**EXERCISE SET:**
A - In the forum thread on butcher block countertops, what does joesbucketorust say the Ikea "butcher block" tops are made of?
B - Pick up the forum thread on butcher block countertops from its last line and continue it.

**SELECTED EXCERPT:**
***

For DIY'ers maintaining butcher blocks, a simple maintenance of mineral oil is all that's necessary.










 







.


----------



## joesbucketorust (Dec 13, 2011)

chemmy said:


> Hmmm..... I'm wondering if this is an "end-grain" top or not?? Or just a normal laminated flat grain? This would make a difference as to how to go about it. :yes:


The Ikea "butcher block" countertops are not real butcher block with end-grain sticking up, it's nouveau butcher-block - regular laminated strips of wood running the length of the top in random sizes to mimic the look of a wooden floor on your countertop. If that's what the OP is talking about, then good news is that the finish didn't suck down 30 feet into the pores and it should be possible to remove without taking half the wood with it. 
If you're not into better living through chemistry then the only thing that comes to my mind is scraping. Lots of scraping. But that's because I hate changing the belt on the Performax and I think running the wood through a drum sander would gum up the drum.


----------



## chemmy (Dec 13, 2011)

hmmm.....


----------



## chemmy (Dec 13, 2011)

joesbucketorust said:


> The Ikea "butcher block" countertops are not real butcher block with end-grain sticking up, it's nouveau butcher-block - regular laminated strips of wood running the length of the top in random sizes to mimic the look of a wooden floor on your countertop. If that's what the OP is talking about, then good news is that the finish didn't suck down 30 feet into the pores and it should be possible to remove without taking half the wood with it.
> If you're not into better living through chemistry then the only thing that comes to my mind is scraping. Lots of scraping. But that's because I hate changing the belt on the Performax and I think running the wood through a drum sander would gum up the drum.

***

**PROVIDED INFORMATION:**
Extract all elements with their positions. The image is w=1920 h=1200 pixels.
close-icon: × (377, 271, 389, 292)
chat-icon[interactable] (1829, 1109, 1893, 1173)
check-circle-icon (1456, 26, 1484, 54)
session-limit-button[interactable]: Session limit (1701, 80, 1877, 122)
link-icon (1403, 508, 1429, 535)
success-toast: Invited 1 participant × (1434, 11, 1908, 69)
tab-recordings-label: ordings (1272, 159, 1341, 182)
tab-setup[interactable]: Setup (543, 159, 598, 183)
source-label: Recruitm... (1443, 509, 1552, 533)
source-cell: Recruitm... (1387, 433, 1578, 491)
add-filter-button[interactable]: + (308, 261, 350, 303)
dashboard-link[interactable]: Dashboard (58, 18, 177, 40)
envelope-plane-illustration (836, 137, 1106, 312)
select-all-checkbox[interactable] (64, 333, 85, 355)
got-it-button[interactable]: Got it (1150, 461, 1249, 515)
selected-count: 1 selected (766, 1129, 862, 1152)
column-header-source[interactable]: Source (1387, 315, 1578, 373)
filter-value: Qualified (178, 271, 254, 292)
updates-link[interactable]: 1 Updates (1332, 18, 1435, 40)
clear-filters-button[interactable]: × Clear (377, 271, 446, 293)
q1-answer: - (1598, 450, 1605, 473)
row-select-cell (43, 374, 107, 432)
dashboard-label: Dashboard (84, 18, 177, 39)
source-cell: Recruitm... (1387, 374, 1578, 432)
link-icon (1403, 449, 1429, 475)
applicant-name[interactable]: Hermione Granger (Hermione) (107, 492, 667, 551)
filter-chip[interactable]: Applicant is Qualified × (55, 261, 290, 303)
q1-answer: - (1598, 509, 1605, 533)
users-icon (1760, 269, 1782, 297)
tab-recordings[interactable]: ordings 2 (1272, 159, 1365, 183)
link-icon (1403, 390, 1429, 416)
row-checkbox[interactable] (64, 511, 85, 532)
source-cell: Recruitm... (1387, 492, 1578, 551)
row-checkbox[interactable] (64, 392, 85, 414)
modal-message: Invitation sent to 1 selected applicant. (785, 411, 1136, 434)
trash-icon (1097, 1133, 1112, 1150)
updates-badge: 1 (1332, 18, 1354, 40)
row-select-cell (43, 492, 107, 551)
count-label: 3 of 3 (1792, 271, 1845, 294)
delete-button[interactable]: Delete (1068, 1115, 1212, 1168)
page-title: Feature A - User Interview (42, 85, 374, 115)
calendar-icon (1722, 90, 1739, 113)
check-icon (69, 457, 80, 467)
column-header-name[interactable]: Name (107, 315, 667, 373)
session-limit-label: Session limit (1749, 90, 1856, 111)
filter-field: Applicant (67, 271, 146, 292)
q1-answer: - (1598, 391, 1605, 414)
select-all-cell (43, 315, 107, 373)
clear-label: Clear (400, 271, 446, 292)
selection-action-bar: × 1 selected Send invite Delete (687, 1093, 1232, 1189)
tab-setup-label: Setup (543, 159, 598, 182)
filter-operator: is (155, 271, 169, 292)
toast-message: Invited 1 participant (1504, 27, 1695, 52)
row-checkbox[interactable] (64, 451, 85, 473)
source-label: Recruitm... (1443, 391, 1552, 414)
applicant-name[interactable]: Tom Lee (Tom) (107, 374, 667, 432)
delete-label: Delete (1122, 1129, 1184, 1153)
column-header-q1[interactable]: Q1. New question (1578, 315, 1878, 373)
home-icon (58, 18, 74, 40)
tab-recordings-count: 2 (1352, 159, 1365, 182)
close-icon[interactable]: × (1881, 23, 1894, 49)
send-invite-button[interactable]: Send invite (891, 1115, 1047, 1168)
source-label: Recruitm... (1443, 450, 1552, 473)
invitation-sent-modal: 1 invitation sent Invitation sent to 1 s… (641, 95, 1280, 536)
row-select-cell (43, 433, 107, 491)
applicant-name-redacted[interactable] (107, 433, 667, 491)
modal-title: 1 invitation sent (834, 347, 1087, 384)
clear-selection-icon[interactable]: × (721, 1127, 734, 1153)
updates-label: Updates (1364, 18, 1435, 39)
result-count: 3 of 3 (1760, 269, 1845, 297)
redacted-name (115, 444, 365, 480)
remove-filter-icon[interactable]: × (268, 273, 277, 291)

***

**LIST OF ANSWERS:**
A - Regular laminated strips of wood in random sizes, running the length of the top.

B -
Thanks Joe, lol, here i was thinking only 20 or so feet of sucking :laughing:

I've done a lot of scraping in my time and your right, it would go pretty fast and if the surface is not real long, it would save on sanding belts or paper for sure. 3 coats of thin poly should not take that long to remove with a course burred scraper. since only the first coat of varnish would have really soaked in, i think also that the penetration into flat surfaced wood would be negligible to. so after scraping and smooth sanding, it should take up the oil just about as good as an unfinished surface would. Lets hope for his sake it's not real end-grain, lol.:yes:


----------



## HowardAcheson (Nov 25, 2011)

>>>> _"However, some paraffin is not intended to be ingested"

_That sentence went on as_ "_such as that sold for candlemaking", I'll be happy to warn folks not to chew on candles unless they are the ones used on birthday cakes. Lord knows I've had a lot of them. 

They are not referring to the paraffin sold in supermarkets for canning.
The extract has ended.